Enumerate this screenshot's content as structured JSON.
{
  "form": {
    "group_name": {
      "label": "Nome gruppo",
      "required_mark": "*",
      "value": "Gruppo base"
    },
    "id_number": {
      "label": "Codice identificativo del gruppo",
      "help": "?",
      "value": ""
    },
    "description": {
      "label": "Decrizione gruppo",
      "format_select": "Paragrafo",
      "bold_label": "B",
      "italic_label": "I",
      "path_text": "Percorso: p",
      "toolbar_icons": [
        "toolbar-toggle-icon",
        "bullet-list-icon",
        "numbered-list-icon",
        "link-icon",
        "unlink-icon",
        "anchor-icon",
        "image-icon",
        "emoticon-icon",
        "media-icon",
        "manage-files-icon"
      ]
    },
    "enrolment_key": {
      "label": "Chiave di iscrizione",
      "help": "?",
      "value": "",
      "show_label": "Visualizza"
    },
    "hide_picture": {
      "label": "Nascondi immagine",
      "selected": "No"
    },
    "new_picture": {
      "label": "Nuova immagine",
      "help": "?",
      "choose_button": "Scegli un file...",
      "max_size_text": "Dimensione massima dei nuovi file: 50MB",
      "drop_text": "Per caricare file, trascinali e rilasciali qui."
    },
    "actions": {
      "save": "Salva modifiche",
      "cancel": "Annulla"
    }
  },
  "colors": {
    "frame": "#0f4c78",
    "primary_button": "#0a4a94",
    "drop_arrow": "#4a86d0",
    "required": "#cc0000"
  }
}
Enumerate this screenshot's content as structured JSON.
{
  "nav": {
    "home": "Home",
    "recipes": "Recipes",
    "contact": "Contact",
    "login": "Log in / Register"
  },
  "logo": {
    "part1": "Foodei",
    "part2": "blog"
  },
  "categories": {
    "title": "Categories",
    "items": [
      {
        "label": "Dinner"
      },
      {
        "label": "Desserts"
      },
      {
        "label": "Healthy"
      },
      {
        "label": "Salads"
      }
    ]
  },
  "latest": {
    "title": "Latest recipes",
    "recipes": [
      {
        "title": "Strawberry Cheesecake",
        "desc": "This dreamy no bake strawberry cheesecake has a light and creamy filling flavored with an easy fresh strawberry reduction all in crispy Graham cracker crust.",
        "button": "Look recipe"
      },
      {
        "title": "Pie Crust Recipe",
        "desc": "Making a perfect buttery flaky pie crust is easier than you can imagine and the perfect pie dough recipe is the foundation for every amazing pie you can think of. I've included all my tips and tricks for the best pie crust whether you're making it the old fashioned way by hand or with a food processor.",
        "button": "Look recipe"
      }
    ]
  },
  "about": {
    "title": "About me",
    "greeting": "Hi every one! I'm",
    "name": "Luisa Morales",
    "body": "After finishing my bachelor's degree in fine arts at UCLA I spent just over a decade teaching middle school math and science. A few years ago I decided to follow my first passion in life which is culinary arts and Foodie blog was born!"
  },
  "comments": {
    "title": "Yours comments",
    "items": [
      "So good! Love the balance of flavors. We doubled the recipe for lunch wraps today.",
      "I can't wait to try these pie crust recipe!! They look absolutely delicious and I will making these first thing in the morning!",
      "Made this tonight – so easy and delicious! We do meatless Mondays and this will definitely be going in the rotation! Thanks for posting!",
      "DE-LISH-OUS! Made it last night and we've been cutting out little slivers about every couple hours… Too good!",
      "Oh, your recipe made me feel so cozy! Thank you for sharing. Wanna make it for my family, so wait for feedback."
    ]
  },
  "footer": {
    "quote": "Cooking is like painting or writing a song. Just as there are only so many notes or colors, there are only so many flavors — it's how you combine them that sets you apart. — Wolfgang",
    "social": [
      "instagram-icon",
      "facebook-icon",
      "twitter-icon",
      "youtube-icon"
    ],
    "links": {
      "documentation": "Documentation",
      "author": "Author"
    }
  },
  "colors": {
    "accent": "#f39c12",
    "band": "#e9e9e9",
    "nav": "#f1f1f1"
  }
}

════

Scan the listing above. Gather each line that contains the word "immagine".

- _EXERCISE SOLUTION_
      "label": "Nascondi immagine",
      "label": "Nuova immagine",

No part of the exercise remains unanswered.